Stated problem - Print the full listing exactly.

Listed records -
================
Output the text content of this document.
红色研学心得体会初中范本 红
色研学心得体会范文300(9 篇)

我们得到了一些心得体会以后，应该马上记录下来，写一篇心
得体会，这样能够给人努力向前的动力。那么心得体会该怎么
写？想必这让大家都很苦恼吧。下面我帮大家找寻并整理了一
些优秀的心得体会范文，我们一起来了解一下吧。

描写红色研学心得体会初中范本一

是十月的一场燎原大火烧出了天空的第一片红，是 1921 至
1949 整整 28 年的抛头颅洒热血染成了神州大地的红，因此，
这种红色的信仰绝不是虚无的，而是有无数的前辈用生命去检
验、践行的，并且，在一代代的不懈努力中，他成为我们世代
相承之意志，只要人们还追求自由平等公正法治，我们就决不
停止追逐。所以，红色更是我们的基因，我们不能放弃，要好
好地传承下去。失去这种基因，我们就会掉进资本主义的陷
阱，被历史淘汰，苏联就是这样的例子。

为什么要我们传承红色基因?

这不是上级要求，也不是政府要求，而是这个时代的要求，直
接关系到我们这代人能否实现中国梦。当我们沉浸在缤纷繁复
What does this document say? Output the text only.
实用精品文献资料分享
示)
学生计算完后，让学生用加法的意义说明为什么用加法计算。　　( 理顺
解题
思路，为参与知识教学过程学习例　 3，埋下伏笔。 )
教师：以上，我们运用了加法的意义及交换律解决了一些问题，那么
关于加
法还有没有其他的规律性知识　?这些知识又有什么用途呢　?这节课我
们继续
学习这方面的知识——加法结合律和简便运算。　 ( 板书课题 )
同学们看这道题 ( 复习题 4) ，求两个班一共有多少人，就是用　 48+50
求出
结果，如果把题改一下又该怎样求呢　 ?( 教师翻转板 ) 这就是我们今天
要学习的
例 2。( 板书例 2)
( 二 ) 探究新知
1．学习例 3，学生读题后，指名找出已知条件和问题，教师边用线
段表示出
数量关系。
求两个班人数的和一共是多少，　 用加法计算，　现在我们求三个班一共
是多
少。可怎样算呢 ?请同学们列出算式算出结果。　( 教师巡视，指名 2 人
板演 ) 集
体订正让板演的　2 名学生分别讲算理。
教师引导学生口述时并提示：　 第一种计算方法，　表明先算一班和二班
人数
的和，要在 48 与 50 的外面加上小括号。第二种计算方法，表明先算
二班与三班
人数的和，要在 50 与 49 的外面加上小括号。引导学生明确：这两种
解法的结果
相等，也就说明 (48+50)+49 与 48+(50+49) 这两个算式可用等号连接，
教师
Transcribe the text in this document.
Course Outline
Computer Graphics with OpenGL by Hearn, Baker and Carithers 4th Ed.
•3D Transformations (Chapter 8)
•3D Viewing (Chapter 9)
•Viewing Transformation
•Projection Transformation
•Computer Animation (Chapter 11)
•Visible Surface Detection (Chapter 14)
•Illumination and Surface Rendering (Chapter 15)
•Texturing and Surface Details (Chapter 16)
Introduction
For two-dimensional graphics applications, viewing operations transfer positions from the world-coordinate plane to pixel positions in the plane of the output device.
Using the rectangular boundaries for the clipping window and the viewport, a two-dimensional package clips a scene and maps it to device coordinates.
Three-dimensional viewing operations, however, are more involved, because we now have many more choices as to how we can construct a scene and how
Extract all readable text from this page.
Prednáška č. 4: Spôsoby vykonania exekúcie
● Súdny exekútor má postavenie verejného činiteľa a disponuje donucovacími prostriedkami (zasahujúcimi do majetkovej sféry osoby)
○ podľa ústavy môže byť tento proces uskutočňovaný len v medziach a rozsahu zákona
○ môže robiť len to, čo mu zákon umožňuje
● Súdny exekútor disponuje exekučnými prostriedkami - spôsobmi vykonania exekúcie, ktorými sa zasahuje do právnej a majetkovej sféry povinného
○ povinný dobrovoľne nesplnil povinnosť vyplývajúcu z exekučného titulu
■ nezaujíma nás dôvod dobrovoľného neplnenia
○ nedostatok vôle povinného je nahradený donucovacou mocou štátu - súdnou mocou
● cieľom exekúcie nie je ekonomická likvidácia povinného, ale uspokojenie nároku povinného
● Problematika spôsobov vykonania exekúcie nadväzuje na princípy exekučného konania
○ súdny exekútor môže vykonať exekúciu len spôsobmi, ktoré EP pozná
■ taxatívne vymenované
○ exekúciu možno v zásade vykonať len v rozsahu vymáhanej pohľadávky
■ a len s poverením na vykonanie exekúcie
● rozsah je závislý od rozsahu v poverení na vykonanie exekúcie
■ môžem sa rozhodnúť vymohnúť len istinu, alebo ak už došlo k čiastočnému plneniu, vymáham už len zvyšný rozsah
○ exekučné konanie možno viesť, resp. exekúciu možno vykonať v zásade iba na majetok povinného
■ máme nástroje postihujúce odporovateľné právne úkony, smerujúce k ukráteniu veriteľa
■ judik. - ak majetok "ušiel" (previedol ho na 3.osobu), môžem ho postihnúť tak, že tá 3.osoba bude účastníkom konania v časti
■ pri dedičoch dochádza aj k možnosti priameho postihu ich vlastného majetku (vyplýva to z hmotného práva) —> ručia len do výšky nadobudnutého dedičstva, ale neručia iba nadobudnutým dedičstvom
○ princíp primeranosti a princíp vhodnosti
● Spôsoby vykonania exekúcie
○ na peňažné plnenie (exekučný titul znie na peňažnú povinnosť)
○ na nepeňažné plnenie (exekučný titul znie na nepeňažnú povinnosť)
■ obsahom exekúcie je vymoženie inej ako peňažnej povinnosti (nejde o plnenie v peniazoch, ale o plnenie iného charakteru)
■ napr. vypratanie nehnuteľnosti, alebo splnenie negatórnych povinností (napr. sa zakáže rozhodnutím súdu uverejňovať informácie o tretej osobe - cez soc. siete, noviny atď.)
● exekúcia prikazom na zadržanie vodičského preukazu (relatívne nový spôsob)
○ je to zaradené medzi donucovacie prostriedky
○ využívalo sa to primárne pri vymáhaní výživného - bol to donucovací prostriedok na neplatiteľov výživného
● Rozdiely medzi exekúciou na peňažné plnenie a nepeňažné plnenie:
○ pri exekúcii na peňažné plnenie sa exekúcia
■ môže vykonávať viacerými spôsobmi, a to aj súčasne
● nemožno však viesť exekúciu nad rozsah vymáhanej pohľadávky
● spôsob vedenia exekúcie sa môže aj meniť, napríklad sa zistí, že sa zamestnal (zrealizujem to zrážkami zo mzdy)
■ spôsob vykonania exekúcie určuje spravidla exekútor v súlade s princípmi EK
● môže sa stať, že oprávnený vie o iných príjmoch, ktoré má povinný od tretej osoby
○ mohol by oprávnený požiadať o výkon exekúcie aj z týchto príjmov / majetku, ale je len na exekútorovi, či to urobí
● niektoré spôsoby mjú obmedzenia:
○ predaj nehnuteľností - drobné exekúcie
================
Result -
Output the text content of this document.
红色研学心得体会初中范本 红
色研学心得体会范文300(9 篇)

我们得到了一些心得体会以后，应该马上记录下来，写一篇心
得体会，这样能够给人努力向前的动力。那么心得体会该怎么
写？想必这让大家都很苦恼吧。下面我帮大家找寻并整理了一
些优秀的心得体会范文，我们一起来了解一下吧。

描写红色研学心得体会初中范本一

是十月的一场燎原大火烧出了天空的第一片红，是 1921 至
1949 整整 28 年的抛头颅洒热血染成了神州大地的红，因此，
这种红色的信仰绝不是虚无的，而是有无数的前辈用生命去检
验、践行的，并且，在一代代的不懈努力中，他成为我们世代
相承之意志，只要人们还追求自由平等公正法治，我们就决不
停止追逐。所以，红色更是我们的基因，我们不能放弃，要好
好地传承下去。失去这种基因，我们就会掉进资本主义的陷
阱，被历史淘汰，苏联就是这样的例子。

为什么要我们传承红色基因?

这不是上级要求，也不是政府要求，而是这个时代的要求，直
接关系到我们这代人能否实现中国梦。当我们沉浸在缤纷繁复
What does this document say? Output the text only.
实用精品文献资料分享
示)
学生计算完后，让学生用加法的意义说明为什么用加法计算。　　( 理顺
解题
思路，为参与知识教学过程学习例　 3，埋下伏笔。 )
教师：以上，我们运用了加法的意义及交换律解决了一些问题，那么
关于加
法还有没有其他的规律性知识　?这些知识又有什么用途呢　?这节课我
们继续
学习这方面的知识——加法结合律和简便运算。　 ( 板书课题 )
同学们看这道题 ( 复习题 4) ，求两个班一共有多少人，就是用　 48+50
求出
结果，如果把题改一下又该怎样求呢　 ?( 教师翻转板 ) 这就是我们今天
要学习的
例 2。( 板书例 2)
( 二 ) 探究新知
1．学习例 3，学生读题后，指名找出已知条件和问题，教师边用线
段表示出
数量关系。
求两个班人数的和一共是多少，　 用加法计算，　现在我们求三个班一共
是多
少。可怎样算呢 ?请同学们列出算式算出结果。　( 教师巡视，指名 2 人
板演 ) 集
体订正让板演的　2 名学生分别讲算理。
教师引导学生口述时并提示：　 第一种计算方法，　表明先算一班和二班
人数
的和，要在 48 与 50 的外面加上小括号。第二种计算方法，表明先算
二班与三班
人数的和，要在 50 与 49 的外面加上小括号。引导学生明确：这两种
解法的结果
相等，也就说明 (48+50)+49 与 48+(50+49) 这两个算式可用等号连接，
教师
Transcribe the text in this document.
Course Outline
Computer Graphics with OpenGL by Hearn, Baker and Carithers 4th Ed.
•3D Transformations (Chapter 8)
•3D Viewing (Chapter 9)
•Viewing Transformation
•Projection Transformation
•Computer Animation (Chapter 11)
•Visible Surface Detection (Chapter 14)
•Illumination and Surface Rendering (Chapter 15)
•Texturing and Surface Details (Chapter 16)
Introduction
For two-dimensional graphics applications, viewing operations transfer positions from the world-coordinate plane to pixel positions in the plane of the output device.
Using the rectangular boundaries for the clipping window and the viewport, a two-dimensional package clips a scene and maps it to device coordinates.
Three-dimensional viewing operations, however, are more involved, because we now have many more choices as to how we can construct a scene and how
Extract all readable text from this page.
Prednáška č. 4: Spôsoby vykonania exekúcie
● Súdny exekútor má postavenie verejného činiteľa a disponuje donucovacími prostriedkami (zasahujúcimi do majetkovej sféry osoby)
○ podľa ústavy môže byť tento proces uskutočňovaný len v medziach a rozsahu zákona
○ môže robiť len to, čo mu zákon umožňuje
● Súdny exekútor disponuje exekučnými prostriedkami - spôsobmi vykonania exekúcie, ktorými sa zasahuje do právnej a majetkovej sféry povinného
○ povinný dobrovoľne nesplnil povinnosť vyplývajúcu z exekučného titulu
■ nezaujíma nás dôvod dobrovoľného neplnenia
○ nedostatok vôle povinného je nahradený donucovacou mocou štátu - súdnou mocou
● cieľom exekúcie nie je ekonomická likvidácia povinného, ale uspokojenie nároku povinného
● Problematika spôsobov vykonania exekúcie nadväzuje na princípy exekučného konania
○ súdny exekútor môže vykonať exekúciu len spôsobmi, ktoré EP pozná
■ taxatívne vymenované
○ exekúciu možno v zásade vykonať len v rozsahu vymáhanej pohľadávky
■ a len s poverením na vykonanie exekúcie
● rozsah je závislý od rozsahu v poverení na vykonanie exekúcie
■ môžem sa rozhodnúť vymohnúť len istinu, alebo ak už došlo k čiastočnému plneniu, vymáham už len zvyšný rozsah
○ exekučné konanie možno viesť, resp. exekúciu možno vykonať v zásade iba na majetok povinného
■ máme nástroje postihujúce odporovateľné právne úkony, smerujúce k ukráteniu veriteľa
■ judik. - ak majetok "ušiel" (previedol ho na 3.osobu), môžem ho postihnúť tak, že tá 3.osoba bude účastníkom konania v časti
■ pri dedičoch dochádza aj k možnosti priameho postihu ich vlastného majetku (vyplýva to z hmotného práva) —> ručia len do výšky nadobudnutého dedičstva, ale neručia iba nadobudnutým dedičstvom
○ princíp primeranosti a princíp vhodnosti
● Spôsoby vykonania exekúcie
○ na peňažné plnenie (exekučný titul znie na peňažnú povinnosť)
○ na nepeňažné plnenie (exekučný titul znie na nepeňažnú povinnosť)
■ obsahom exekúcie je vymoženie inej ako peňažnej povinnosti (nejde o plnenie v peniazoch, ale o plnenie iného charakteru)
■ napr. vypratanie nehnuteľnosti, alebo splnenie negatórnych povinností (napr. sa zakáže rozhodnutím súdu uverejňovať informácie o tretej osobe - cez soc. siete, noviny atď.)
● exekúcia prikazom na zadržanie vodičského preukazu (relatívne nový spôsob)
○ je to zaradené medzi donucovacie prostriedky
○ využívalo sa to primárne pri vymáhaní výživného - bol to donucovací prostriedok na neplatiteľov výživného
● Rozdiely medzi exekúciou na peňažné plnenie a nepeňažné plnenie:
○ pri exekúcii na peňažné plnenie sa exekúcia
■ môže vykonávať viacerými spôsobmi, a to aj súčasne
● nemožno však viesť exekúciu nad rozsah vymáhanej pohľadávky
● spôsob vedenia exekúcie sa môže aj meniť, napríklad sa zistí, že sa zamestnal (zrealizujem to zrážkami zo mzdy)
■ spôsob vykonania exekúcie určuje spravidla exekútor v súlade s princípmi EK
● môže sa stať, že oprávnený vie o iných príjmoch, ktoré má povinný od tretej osoby
○ mohol by oprávnený požiadať o výkon exekúcie aj z týchto príjmov / majetku, ale je len na exekútorovi, či to urobí
● niektoré spôsoby mjú obmedzenia:
○ predaj nehnuteľností - drobné exekúcie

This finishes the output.